> [TASK BRIEF] Pull out all lines from the listing below in which the word "seront" appears.

> [RAW DATA]
--- Begin ---
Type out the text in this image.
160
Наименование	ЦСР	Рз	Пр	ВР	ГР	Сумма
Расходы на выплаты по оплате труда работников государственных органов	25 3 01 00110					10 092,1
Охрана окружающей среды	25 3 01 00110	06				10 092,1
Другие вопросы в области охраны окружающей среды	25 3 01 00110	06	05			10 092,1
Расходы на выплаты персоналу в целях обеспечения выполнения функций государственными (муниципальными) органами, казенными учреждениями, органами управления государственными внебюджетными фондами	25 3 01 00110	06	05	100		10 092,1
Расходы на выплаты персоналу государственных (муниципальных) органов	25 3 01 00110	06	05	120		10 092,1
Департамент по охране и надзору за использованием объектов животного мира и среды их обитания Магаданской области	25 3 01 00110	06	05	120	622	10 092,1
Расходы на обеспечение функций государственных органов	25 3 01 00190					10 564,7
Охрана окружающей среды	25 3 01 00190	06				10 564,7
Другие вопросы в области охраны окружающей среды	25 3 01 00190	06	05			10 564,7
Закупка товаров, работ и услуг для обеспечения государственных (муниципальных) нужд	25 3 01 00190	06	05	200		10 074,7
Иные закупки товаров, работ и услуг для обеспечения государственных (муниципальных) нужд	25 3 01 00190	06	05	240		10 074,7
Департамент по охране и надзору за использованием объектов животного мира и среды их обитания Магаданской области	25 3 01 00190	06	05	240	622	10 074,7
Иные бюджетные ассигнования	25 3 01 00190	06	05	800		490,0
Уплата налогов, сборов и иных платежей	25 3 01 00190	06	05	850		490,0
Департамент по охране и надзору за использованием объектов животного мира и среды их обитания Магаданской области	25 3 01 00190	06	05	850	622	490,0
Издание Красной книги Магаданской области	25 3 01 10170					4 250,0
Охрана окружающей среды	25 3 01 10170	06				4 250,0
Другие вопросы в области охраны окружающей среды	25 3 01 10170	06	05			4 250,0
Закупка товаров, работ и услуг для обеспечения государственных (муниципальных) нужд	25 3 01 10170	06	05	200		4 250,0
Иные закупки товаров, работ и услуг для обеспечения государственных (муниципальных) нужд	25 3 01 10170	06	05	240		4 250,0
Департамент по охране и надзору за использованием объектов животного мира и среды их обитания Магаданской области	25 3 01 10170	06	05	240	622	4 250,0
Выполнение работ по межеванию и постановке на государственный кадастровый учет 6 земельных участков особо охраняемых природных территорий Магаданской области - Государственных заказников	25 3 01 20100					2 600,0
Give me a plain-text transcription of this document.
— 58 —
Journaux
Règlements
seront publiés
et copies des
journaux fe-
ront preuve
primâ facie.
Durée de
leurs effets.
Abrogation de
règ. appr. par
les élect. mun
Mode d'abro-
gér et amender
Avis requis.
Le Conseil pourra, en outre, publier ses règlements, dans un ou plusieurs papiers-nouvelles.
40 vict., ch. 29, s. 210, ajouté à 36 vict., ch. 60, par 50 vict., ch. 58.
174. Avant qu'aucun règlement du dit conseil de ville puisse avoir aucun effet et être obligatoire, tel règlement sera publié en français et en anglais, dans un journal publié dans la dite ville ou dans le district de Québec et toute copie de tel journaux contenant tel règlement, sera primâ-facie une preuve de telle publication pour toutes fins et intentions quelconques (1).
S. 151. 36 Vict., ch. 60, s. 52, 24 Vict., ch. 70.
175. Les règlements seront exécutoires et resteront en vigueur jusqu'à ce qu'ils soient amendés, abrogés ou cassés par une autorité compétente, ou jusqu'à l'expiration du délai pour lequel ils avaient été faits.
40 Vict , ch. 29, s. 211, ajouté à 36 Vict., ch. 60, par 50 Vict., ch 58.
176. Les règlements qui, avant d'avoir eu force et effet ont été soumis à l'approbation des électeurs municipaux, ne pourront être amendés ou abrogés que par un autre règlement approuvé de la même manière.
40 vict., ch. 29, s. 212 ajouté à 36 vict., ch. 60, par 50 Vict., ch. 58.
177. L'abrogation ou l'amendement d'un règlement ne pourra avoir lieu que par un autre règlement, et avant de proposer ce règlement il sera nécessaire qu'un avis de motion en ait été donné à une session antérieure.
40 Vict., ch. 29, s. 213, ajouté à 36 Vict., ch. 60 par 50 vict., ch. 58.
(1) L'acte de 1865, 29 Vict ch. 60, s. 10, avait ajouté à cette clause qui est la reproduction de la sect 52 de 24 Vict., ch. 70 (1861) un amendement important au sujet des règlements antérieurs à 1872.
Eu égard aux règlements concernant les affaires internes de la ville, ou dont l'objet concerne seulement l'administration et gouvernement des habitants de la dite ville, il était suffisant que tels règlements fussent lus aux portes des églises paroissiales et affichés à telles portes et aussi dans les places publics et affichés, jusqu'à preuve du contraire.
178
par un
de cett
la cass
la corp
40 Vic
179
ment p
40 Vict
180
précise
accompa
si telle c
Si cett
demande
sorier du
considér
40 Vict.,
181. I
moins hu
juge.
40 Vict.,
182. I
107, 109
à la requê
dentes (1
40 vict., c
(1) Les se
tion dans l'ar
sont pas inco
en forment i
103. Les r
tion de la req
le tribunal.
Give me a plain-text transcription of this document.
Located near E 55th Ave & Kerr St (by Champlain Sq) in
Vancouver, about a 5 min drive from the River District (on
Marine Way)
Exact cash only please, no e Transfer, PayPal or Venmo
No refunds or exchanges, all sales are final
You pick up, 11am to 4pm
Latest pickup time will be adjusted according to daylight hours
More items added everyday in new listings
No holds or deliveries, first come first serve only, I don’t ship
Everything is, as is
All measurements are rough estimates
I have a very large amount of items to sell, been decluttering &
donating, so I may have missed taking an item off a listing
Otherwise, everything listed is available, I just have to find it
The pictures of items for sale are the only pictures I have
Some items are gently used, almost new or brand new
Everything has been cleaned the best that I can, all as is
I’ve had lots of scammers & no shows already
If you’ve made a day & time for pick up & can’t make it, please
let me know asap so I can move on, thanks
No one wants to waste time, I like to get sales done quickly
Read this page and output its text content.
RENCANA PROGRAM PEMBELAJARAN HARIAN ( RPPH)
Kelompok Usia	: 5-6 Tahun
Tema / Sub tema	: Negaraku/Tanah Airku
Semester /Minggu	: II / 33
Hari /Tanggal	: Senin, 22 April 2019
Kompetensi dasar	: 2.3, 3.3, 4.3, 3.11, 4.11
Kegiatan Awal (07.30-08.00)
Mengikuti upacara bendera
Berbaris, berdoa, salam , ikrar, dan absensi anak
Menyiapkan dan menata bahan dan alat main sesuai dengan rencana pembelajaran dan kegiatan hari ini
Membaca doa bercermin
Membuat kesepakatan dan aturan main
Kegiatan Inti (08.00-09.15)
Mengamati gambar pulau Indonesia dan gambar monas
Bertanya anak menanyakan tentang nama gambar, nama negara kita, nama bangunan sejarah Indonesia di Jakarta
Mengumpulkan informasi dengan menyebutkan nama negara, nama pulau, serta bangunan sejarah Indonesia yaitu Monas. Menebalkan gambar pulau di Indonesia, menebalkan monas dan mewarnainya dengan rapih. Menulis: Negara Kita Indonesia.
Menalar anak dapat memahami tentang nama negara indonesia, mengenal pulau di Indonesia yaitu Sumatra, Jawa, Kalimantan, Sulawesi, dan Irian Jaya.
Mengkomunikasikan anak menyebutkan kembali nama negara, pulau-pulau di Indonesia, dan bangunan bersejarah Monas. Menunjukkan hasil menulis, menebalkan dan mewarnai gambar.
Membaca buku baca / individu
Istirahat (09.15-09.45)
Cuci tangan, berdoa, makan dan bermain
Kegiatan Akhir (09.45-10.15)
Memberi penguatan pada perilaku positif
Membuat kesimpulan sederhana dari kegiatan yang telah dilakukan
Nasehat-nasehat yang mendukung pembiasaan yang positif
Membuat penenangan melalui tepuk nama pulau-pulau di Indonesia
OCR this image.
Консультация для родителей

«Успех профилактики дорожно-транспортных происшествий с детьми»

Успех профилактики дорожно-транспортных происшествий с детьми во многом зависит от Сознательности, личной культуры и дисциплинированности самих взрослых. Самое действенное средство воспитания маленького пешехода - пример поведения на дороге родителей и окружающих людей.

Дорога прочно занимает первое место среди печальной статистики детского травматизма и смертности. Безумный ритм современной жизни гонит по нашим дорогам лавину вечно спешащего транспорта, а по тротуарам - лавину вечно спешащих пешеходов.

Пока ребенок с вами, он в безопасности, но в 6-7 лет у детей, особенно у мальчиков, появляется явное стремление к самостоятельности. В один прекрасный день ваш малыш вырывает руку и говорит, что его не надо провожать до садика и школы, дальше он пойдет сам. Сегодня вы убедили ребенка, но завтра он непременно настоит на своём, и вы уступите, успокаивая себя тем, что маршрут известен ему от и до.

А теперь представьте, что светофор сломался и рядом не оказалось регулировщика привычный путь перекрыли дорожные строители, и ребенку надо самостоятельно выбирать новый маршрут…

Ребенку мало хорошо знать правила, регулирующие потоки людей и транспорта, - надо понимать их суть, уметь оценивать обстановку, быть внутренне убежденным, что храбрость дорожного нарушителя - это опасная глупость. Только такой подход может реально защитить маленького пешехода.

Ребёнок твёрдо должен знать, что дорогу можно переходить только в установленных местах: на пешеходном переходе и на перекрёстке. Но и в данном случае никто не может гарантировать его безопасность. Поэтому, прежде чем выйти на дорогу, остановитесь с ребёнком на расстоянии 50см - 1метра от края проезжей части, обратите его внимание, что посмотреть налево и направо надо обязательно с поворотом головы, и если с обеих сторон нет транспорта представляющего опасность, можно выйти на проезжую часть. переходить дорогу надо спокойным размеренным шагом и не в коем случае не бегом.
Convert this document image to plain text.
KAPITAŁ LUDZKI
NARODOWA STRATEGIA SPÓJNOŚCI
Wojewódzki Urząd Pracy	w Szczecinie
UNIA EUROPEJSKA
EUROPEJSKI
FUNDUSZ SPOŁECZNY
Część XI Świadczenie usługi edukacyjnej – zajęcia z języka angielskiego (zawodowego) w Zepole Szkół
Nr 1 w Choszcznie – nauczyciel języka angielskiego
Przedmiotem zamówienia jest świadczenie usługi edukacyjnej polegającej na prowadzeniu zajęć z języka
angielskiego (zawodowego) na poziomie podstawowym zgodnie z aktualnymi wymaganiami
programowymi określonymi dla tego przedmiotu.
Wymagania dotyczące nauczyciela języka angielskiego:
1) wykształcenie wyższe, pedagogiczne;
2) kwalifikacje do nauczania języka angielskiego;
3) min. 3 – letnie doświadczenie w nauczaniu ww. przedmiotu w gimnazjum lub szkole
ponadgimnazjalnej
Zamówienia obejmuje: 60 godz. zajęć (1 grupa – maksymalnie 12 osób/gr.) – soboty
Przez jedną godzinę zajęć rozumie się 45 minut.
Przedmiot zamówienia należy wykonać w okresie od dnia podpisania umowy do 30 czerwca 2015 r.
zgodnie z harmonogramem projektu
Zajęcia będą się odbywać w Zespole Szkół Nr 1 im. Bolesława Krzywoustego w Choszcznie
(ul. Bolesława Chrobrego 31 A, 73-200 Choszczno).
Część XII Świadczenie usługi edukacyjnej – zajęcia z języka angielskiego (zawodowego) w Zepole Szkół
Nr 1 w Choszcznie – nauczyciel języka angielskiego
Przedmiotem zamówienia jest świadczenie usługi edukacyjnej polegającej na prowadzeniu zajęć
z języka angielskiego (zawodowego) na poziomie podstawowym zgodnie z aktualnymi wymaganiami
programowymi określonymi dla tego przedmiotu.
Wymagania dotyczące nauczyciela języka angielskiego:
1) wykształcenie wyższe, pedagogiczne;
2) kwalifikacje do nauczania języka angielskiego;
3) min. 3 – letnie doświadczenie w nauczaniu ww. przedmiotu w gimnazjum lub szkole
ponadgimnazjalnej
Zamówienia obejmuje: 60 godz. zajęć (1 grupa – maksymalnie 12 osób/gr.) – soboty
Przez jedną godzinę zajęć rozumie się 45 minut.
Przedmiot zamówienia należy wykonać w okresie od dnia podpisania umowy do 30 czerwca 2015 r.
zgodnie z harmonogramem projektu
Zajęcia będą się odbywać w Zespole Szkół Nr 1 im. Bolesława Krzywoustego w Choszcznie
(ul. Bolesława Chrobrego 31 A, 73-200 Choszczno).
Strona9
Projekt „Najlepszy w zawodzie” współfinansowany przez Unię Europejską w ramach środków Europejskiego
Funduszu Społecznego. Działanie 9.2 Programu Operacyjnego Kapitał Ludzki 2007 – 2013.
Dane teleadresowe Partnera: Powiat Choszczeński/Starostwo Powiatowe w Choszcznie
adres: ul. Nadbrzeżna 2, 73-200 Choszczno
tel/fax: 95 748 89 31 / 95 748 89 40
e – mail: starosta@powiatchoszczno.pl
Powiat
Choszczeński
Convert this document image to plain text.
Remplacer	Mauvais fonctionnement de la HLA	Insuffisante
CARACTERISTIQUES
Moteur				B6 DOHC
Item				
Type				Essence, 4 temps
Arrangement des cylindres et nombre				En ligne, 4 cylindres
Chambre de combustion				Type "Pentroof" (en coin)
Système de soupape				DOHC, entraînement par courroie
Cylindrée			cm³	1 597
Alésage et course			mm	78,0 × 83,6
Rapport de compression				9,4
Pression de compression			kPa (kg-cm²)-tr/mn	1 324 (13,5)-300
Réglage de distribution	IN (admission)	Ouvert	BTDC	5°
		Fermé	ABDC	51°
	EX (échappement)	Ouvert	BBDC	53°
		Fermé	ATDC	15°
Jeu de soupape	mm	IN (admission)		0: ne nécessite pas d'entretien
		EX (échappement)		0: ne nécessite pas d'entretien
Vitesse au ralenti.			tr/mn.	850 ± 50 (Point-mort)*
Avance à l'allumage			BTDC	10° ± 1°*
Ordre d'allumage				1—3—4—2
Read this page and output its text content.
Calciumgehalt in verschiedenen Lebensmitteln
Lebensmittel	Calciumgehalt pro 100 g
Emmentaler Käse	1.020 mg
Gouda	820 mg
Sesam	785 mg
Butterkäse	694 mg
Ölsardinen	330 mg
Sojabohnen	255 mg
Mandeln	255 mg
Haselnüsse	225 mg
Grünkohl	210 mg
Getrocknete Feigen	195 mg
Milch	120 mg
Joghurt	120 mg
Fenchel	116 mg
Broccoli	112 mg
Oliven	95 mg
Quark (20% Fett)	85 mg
--- End ---
> [WRITTEN SOLUTION]
seront publiés
175. Les règlements seront exécutoires et resteront en vigueur jusqu'à ce qu'ils soient amendés, abrogés ou cassés par une autorité compétente, ou jusqu'à l'expiration du délai pour lequel ils avaient été faits.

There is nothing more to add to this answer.